=== ENTRIES SUPPLIED ===
## Begin

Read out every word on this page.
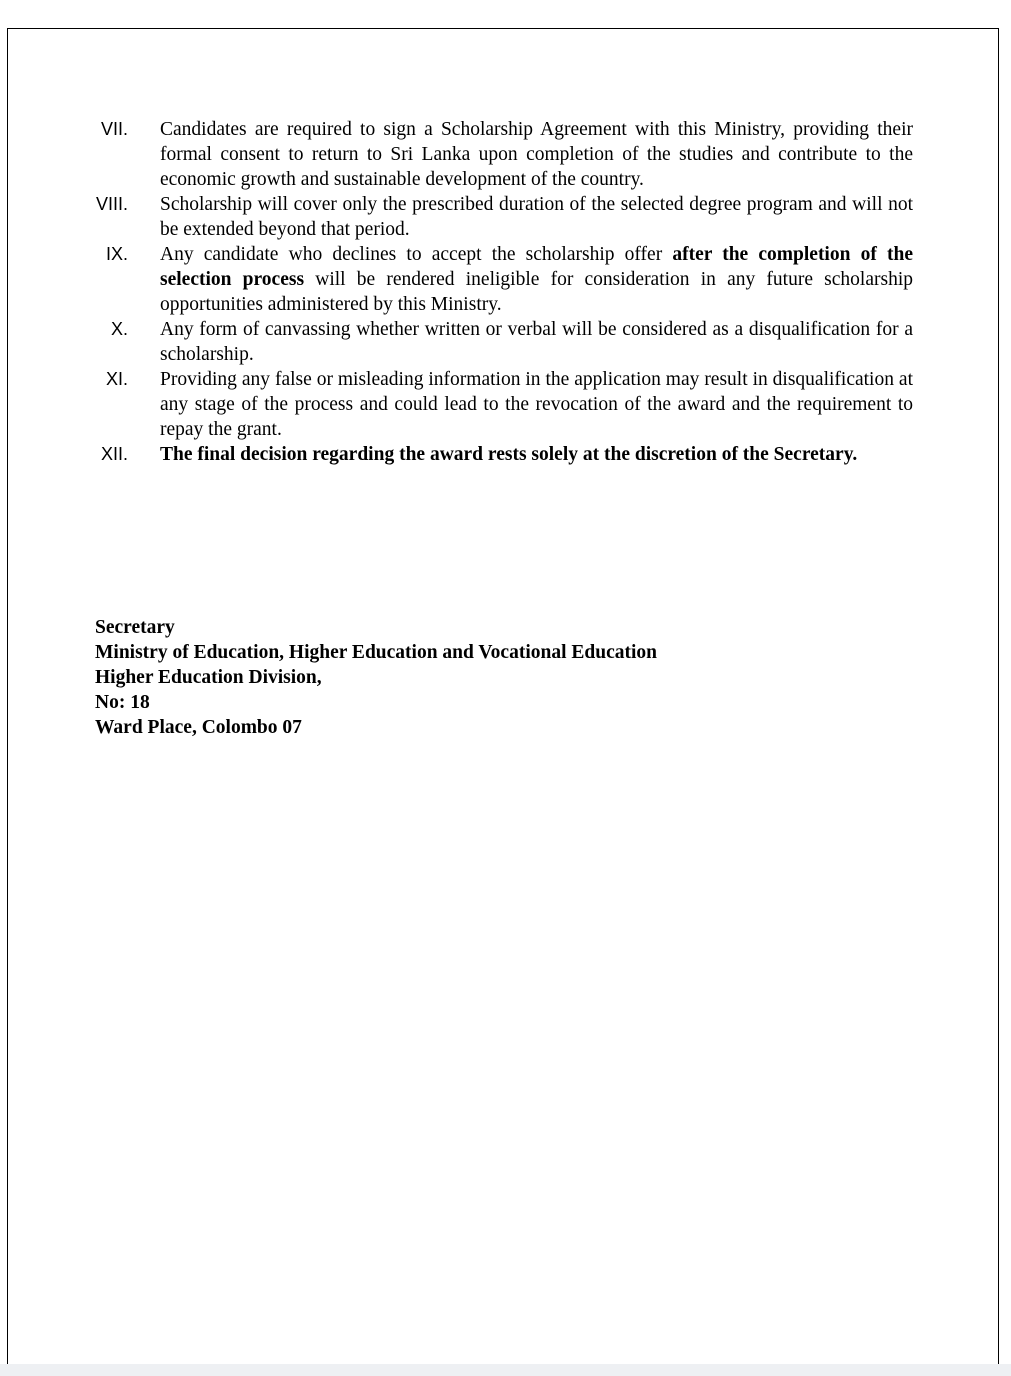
VII. Candidates are required to sign a Scholarship Agreement with this Ministry, providing their formal consent to return to Sri Lanka upon completion of the studies and contribute to the economic growth and sustainable development of the country.
VIII. Scholarship will cover only the prescribed duration of the selected degree program and will not be extended beyond that period.
IX. Any candidate who declines to accept the scholarship offer after the completion of the selection process will be rendered ineligible for consideration in any future scholarship opportunities administered by this Ministry.
X. Any form of canvassing whether written or verbal will be considered as a disqualification for a scholarship.
XI. Providing any false or misleading information in the application may result in disqualification at any stage of the process and could lead to the revocation of the award and the requirement to repay the grant.
XII. The final decision regarding the award rests solely at the discretion of the Secretary.
Secretary
Ministry of Education, Higher Education and Vocational Education
Higher Education Division,
No: 18
Ward Place, Colombo 07
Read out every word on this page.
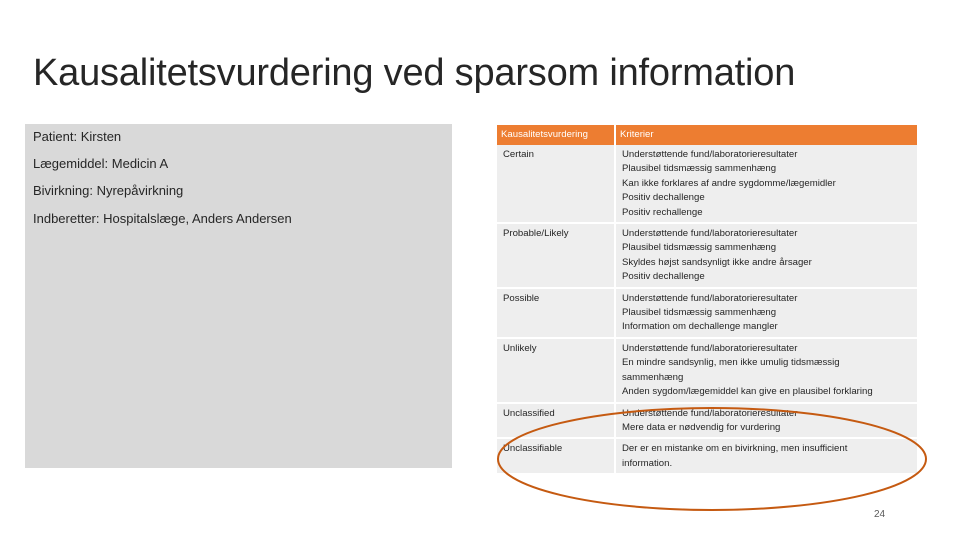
Kausalitetsvurdering ved sparsom information
Patient: Kirsten
Lægemiddel: Medicin A
Bivirkning: Nyrepåvirkning
Indberetter: Hospitalslæge, Anders Andersen
Kausalitetsvurdering	Kriterier
Certain	Understøttende fund/laboratorieresultater
Plausibel tidsmæssig sammenhæng
Kan ikke forklares af andre sygdomme/lægemidler
Positiv dechallenge
Positiv rechallenge

Probable/Likely	Understøttende fund/laboratorieresultater
Plausibel tidsmæssig sammenhæng
Skyldes højst sandsynligt ikke andre årsager
Positiv dechallenge

Possible	Understøttende fund/laboratorieresultater
Plausibel tidsmæssig sammenhæng
Information om dechallenge mangler

Unlikely	Understøttende fund/laboratorieresultater
En mindre sandsynlig, men ikke umulig tidsmæssig
sammenhæng
Anden sygdom/lægemiddel kan give en plausibel forklaring

Unclassified	Understøttende fund/laboratorieresultater
Mere data er nødvendig for vurdering

Unclassifiable	Der er en mistanke om en bivirkning, men insufficient
information.
24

## End

=== REQUIRED TASK ===
Write every record out again exactly; no pictures belong in the copy.

=== SOLUTION TO THIS TASK ===
Read out every word on this page.
VII. Candidates are required to sign a Scholarship Agreement with this Ministry, providing their formal consent to return to Sri Lanka upon completion of the studies and contribute to the economic growth and sustainable development of the country.
VIII. Scholarship will cover only the prescribed duration of the selected degree program and will not be extended beyond that period.
IX. Any candidate who declines to accept the scholarship offer after the completion of the selection process will be rendered ineligible for consideration in any future scholarship opportunities administered by this Ministry.
X. Any form of canvassing whether written or verbal will be considered as a disqualification for a scholarship.
XI. Providing any false or misleading information in the application may result in disqualification at any stage of the process and could lead to the revocation of the award and the requirement to repay the grant.
XII. The final decision regarding the award rests solely at the discretion of the Secretary.
Secretary
Ministry of Education, Higher Education and Vocational Education
Higher Education Division,
No: 18
Ward Place, Colombo 07
Read out every word on this page.
Kausalitetsvurdering ved sparsom information
Patient: Kirsten
Lægemiddel: Medicin A
Bivirkning: Nyrepåvirkning
Indberetter: Hospitalslæge, Anders Andersen
Kausalitetsvurdering	Kriterier
Certain	Understøttende fund/laboratorieresultater
Plausibel tidsmæssig sammenhæng
Kan ikke forklares af andre sygdomme/lægemidler
Positiv dechallenge
Positiv rechallenge

Probable/Likely	Understøttende fund/laboratorieresultater
Plausibel tidsmæssig sammenhæng
Skyldes højst sandsynligt ikke andre årsager
Positiv dechallenge

Possible	Understøttende fund/laboratorieresultater
Plausibel tidsmæssig sammenhæng
Information om dechallenge mangler

Unlikely	Understøttende fund/laboratorieresultater
En mindre sandsynlig, men ikke umulig tidsmæssig
sammenhæng
Anden sygdom/lægemiddel kan give en plausibel forklaring

Unclassified	Understøttende fund/laboratorieresultater
Mere data er nødvendig for vurdering

Unclassifiable	Der er en mistanke om en bivirkning, men insufficient
information.
24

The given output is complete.